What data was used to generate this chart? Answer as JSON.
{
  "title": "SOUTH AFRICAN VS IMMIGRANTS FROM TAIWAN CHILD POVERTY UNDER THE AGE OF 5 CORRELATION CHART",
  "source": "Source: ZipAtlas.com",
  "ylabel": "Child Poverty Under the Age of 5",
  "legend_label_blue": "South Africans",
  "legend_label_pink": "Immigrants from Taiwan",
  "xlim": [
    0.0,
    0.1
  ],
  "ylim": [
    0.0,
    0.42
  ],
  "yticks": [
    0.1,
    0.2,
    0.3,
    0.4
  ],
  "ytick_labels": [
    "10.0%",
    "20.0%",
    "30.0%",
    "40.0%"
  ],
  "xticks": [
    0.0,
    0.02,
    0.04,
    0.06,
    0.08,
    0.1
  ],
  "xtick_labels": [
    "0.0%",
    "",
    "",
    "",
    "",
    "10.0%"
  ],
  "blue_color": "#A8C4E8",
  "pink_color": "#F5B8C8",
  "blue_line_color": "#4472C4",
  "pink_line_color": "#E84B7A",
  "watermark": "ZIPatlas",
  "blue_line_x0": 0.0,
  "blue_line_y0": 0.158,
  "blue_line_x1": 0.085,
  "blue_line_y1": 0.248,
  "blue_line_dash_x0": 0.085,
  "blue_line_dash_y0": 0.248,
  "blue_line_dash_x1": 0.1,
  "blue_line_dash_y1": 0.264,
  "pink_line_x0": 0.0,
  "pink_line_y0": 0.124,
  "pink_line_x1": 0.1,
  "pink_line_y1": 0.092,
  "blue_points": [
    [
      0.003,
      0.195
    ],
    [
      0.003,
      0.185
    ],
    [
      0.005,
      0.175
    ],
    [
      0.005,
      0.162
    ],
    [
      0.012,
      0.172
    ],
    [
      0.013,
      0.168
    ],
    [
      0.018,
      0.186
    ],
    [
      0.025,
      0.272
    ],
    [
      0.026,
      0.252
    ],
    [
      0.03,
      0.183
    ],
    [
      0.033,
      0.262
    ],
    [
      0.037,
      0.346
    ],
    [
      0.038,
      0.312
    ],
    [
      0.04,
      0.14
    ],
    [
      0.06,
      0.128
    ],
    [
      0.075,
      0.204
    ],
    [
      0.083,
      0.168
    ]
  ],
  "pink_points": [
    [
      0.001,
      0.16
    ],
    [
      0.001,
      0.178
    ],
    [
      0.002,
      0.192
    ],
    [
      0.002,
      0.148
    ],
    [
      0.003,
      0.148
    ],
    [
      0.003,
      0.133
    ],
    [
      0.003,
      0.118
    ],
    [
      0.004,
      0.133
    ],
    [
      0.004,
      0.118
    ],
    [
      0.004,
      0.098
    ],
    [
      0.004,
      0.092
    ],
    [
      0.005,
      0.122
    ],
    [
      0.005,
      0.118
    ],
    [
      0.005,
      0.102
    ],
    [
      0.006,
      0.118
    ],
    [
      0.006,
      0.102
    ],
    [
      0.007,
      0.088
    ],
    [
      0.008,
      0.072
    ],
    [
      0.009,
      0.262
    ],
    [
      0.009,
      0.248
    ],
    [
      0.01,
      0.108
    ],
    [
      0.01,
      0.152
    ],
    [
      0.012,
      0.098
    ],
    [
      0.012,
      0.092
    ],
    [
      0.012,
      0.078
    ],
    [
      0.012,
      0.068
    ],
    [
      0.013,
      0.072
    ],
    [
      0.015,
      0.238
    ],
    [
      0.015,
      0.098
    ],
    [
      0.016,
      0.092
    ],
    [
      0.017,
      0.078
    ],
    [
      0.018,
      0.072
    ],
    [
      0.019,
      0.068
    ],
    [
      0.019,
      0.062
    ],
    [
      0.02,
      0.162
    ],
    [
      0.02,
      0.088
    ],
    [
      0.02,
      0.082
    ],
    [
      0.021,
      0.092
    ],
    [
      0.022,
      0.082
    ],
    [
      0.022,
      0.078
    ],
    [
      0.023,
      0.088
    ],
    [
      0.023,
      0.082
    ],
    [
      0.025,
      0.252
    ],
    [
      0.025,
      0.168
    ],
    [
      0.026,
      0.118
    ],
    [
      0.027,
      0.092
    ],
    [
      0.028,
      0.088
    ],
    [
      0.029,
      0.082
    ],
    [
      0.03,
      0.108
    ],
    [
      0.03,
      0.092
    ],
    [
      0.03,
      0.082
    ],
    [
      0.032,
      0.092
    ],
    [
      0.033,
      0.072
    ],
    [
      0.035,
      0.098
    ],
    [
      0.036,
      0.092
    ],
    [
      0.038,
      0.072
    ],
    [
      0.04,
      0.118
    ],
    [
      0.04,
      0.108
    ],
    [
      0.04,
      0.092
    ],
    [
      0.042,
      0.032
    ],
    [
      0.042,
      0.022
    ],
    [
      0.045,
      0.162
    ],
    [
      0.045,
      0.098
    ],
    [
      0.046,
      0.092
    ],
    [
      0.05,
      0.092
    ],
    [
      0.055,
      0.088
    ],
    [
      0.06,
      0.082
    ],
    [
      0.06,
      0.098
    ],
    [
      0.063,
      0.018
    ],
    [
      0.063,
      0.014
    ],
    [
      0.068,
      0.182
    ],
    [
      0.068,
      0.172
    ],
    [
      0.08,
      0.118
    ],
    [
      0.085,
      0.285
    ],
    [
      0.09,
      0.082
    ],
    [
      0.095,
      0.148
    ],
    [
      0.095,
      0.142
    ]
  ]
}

:::::

Please return the data above exactly as given.

**RESPONSE TO THE EXERCISE**.
What data was used to generate this chart? Answer as JSON.
{
  "title": "SOUTH AFRICAN VS IMMIGRANTS FROM TAIWAN CHILD POVERTY UNDER THE AGE OF 5 CORRELATION CHART",
  "source": "Source: ZipAtlas.com",
  "ylabel": "Child Poverty Under the Age of 5",
  "legend_label_blue": "South Africans",
  "legend_label_pink": "Immigrants from Taiwan",
  "xlim": [
    0.0,
    0.1
  ],
  "ylim": [
    0.0,
    0.42
  ],
  "yticks": [
    0.1,
    0.2,
    0.3,
    0.4
  ],
  "ytick_labels": [
    "10.0%",
    "20.0%",
    "30.0%",
    "40.0%"
  ],
  "xticks": [
    0.0,
    0.02,
    0.04,
    0.06,
    0.08,
    0.1
  ],
  "xtick_labels": [
    "0.0%",
    "",
    "",
    "",
    "",
    "10.0%"
  ],
  "blue_color": "#A8C4E8",
  "pink_color": "#F5B8C8",
  "blue_line_color": "#4472C4",
  "pink_line_color": "#E84B7A",
  "watermark": "ZIPatlas",
  "blue_line_x0": 0.0,
  "blue_line_y0": 0.158,
  "blue_line_x1": 0.085,
  "blue_line_y1": 0.248,
  "blue_line_dash_x0": 0.085,
  "blue_line_dash_y0": 0.248,
  "blue_line_dash_x1": 0.1,
  "blue_line_dash_y1": 0.264,
  "pink_line_x0": 0.0,
  "pink_line_y0": 0.124,
  "pink_line_x1": 0.1,
  "pink_line_y1": 0.092,
  "blue_points": [
    [
      0.003,
      0.195
    ],
    [
      0.003,
      0.185
    ],
    [
      0.005,
      0.175
    ],
    [
      0.005,
      0.162
    ],
    [
      0.012,
      0.172
    ],
    [
      0.013,
      0.168
    ],
    [
      0.018,
      0.186
    ],
    [
      0.025,
      0.272
    ],
    [
      0.026,
      0.252
    ],
    [
      0.03,
      0.183
    ],
    [
      0.033,
      0.262
    ],
    [
      0.037,
      0.346
    ],
    [
      0.038,
      0.312
    ],
    [
      0.04,
      0.14
    ],
    [
      0.06,
      0.128
    ],
    [
      0.075,
      0.204
    ],
    [
      0.083,
      0.168
    ]
  ],
  "pink_points": [
    [
      0.001,
      0.16
    ],
    [
      0.001,
      0.178
    ],
    [
      0.002,
      0.192
    ],
    [
      0.002,
      0.148
    ],
    [
      0.003,
      0.148
    ],
    [
      0.003,
      0.133
    ],
    [
      0.003,
      0.118
    ],
    [
      0.004,
      0.133
    ],
    [
      0.004,
      0.118
    ],
    [
      0.004,
      0.098
    ],
    [
      0.004,
      0.092
    ],
    [
      0.005,
      0.122
    ],
    [
      0.005,
      0.118
    ],
    [
      0.005,
      0.102
    ],
    [
      0.006,
      0.118
    ],
    [
      0.006,
      0.102
    ],
    [
      0.007,
      0.088
    ],
    [
      0.008,
      0.072
    ],
    [
      0.009,
      0.262
    ],
    [
      0.009,
      0.248
    ],
    [
      0.01,
      0.108
    ],
    [
      0.01,
      0.152
    ],
    [
      0.012,
      0.098
    ],
    [
      0.012,
      0.092
    ],
    [
      0.012,
      0.078
    ],
    [
      0.012,
      0.068
    ],
    [
      0.013,
      0.072
    ],
    [
      0.015,
      0.238
    ],
    [
      0.015,
      0.098
    ],
    [
      0.016,
      0.092
    ],
    [
      0.017,
      0.078
    ],
    [
      0.018,
      0.072
    ],
    [
      0.019,
      0.068
    ],
    [
      0.019,
      0.062
    ],
    [
      0.02,
      0.162
    ],
    [
      0.02,
      0.088
    ],
    [
      0.02,
      0.082
    ],
    [
      0.021,
      0.092
    ],
    [
      0.022,
      0.082
    ],
    [
      0.022,
      0.078
    ],
    [
      0.023,
      0.088
    ],
    [
      0.023,
      0.082
    ],
    [
      0.025,
      0.252
    ],
    [
      0.025,
      0.168
    ],
    [
      0.026,
      0.118
    ],
    [
      0.027,
      0.092
    ],
    [
      0.028,
      0.088
    ],
    [
      0.029,
      0.082
    ],
    [
      0.03,
      0.108
    ],
    [
      0.03,
      0.092
    ],
    [
      0.03,
      0.082
    ],
    [
      0.032,
      0.092
    ],
    [
      0.033,
      0.072
    ],
    [
      0.035,
      0.098
    ],
    [
      0.036,
      0.092
    ],
    [
      0.038,
      0.072
    ],
    [
      0.04,
      0.118
    ],
    [
      0.04,
      0.108
    ],
    [
      0.04,
      0.092
    ],
    [
      0.042,
      0.032
    ],
    [
      0.042,
      0.022
    ],
    [
      0.045,
      0.162
    ],
    [
      0.045,
      0.098
    ],
    [
      0.046,
      0.092
    ],
    [
      0.05,
      0.092
    ],
    [
      0.055,
      0.088
    ],
    [
      0.06,
      0.082
    ],
    [
      0.06,
      0.098
    ],
    [
      0.063,
      0.018
    ],
    [
      0.063,
      0.014
    ],
    [
      0.068,
      0.182
    ],
    [
      0.068,
      0.172
    ],
    [
      0.08,
      0.118
    ],
    [
      0.085,
      0.285
    ],
    [
      0.09,
      0.082
    ],
    [
      0.095,
      0.148
    ],
    [
      0.095,
      0.142
    ]
  ]
}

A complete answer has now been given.